Collected data entries =
· · · · ·

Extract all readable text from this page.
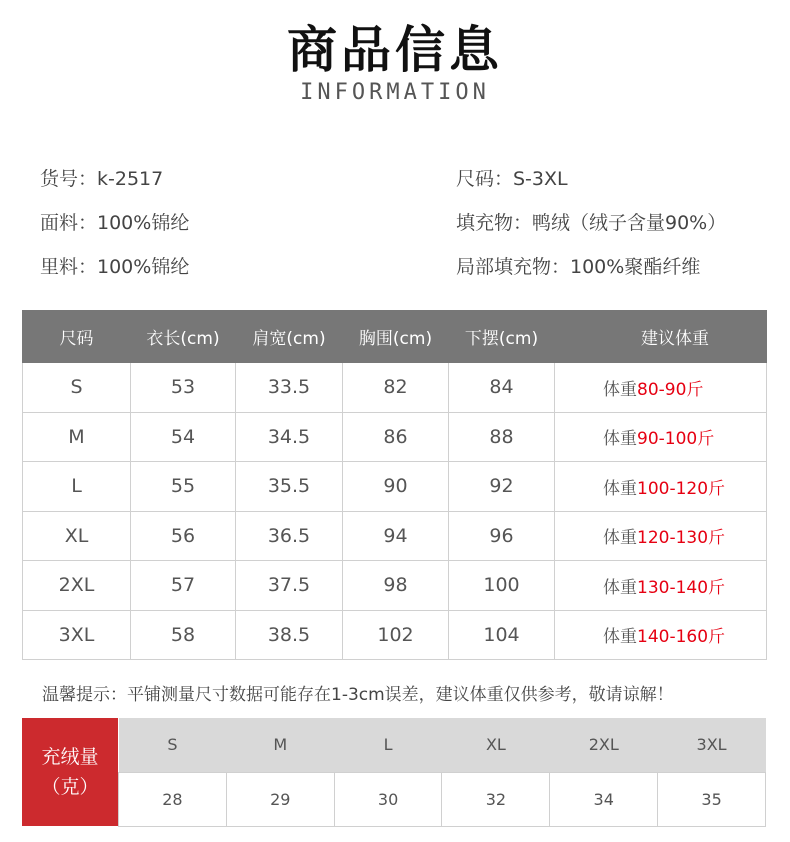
商品信息
INFORMATION
货号：k-2517	尺码：S-3XL
面料：100%锦纶	填充物：鸭绒（绒子含量90%）
里料：100%锦纶	局部填充物：100%聚酯纤维
尺码	衣长(cm)	肩宽(cm)	胸围(cm)	下摆(cm)	建议体重
S	53	33.5	82	84	体重80-90斤
M	54	34.5	86	88	体重90-100斤
L	55	35.5	90	92	体重100-120斤
XL	56	36.5	94	96	体重120-130斤
2XL	57	37.5	98	100	体重130-140斤
3XL	58	38.5	102	104	体重140-160斤
温馨提示：平铺测量尺寸数据可能存在1-3cm误差，建议体重仅供参考，敬请谅解！
充绒量
（克）
S	M	L	XL	2XL	3XL
28	29	30	32	34	35
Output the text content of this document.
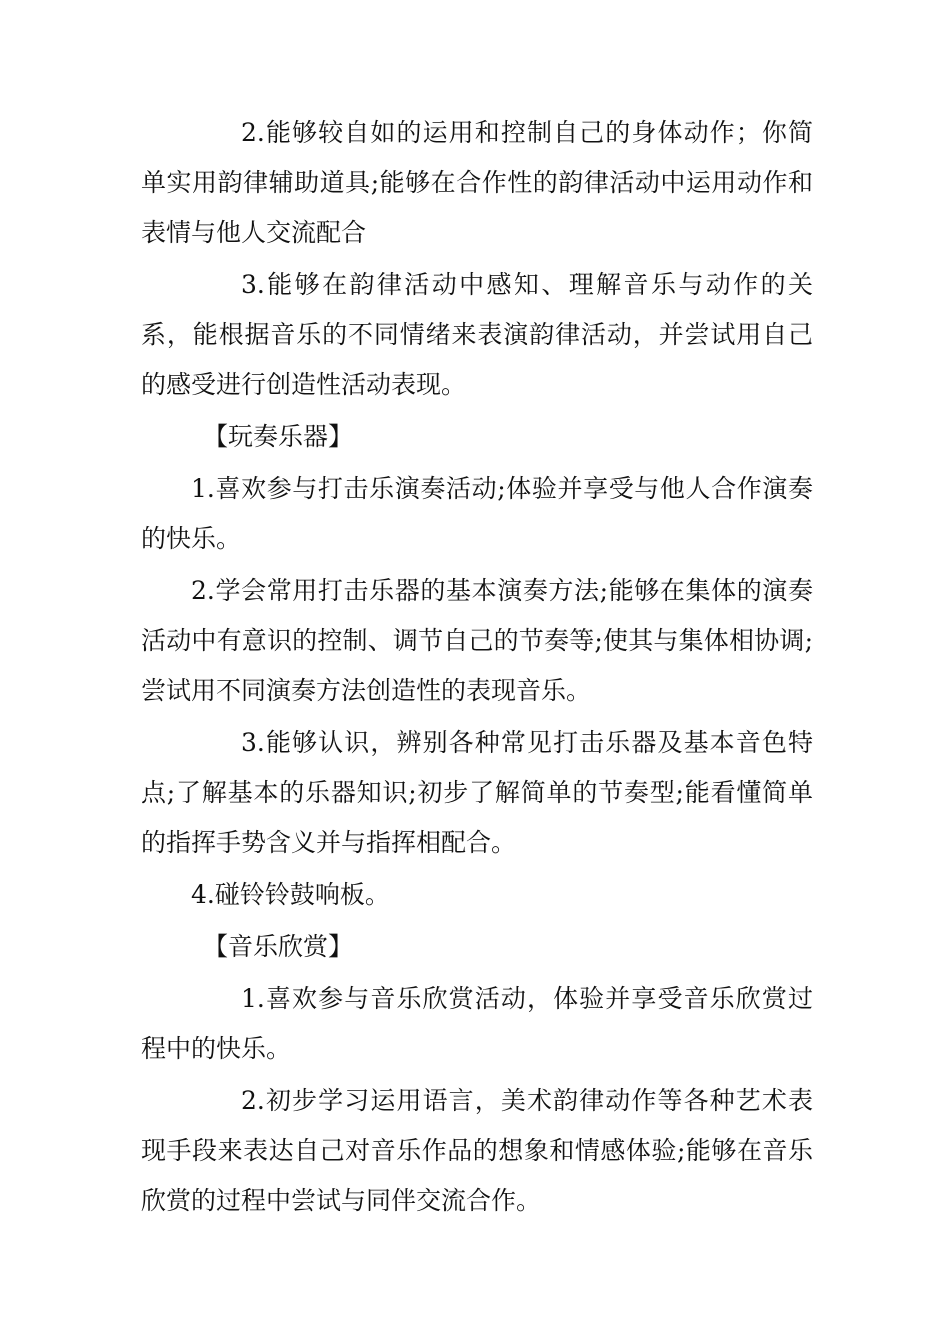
2.能够较自如的运用和控制自己的身体动作；你简单实用韵律辅助道具;能够在合作性的韵律活动中运用动作和表情与他人交流配合

3.能够在韵律活动中感知、理解音乐与动作的关系，能根据音乐的不同情绪来表演韵律活动，并尝试用自己的感受进行创造性活动表现。

【玩奏乐器】

1.喜欢参与打击乐演奏活动;体验并享受与他人合作演奏的快乐。

2.学会常用打击乐器的基本演奏方法;能够在集体的演奏活动中有意识的控制、调节自己的节奏等;使其与集体相协调;尝试用不同演奏方法创造性的表现音乐。

3.能够认识，辨别各种常见打击乐器及基本音色特点;了解基本的乐器知识;初步了解简单的节奏型;能看懂简单的指挥手势含义并与指挥相配合。

4.碰铃铃鼓响板。

【音乐欣赏】

1.喜欢参与音乐欣赏活动，体验并享受音乐欣赏过程中的快乐。

2.初步学习运用语言，美术韵律动作等各种艺术表现手段来表达自己对音乐作品的想象和情感体验;能够在音乐欣赏的过程中尝试与同伴交流合作。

· · · · ·

Set problem = Report how many lines of the data contain the word "text", using the number alone.

Complete answer = 2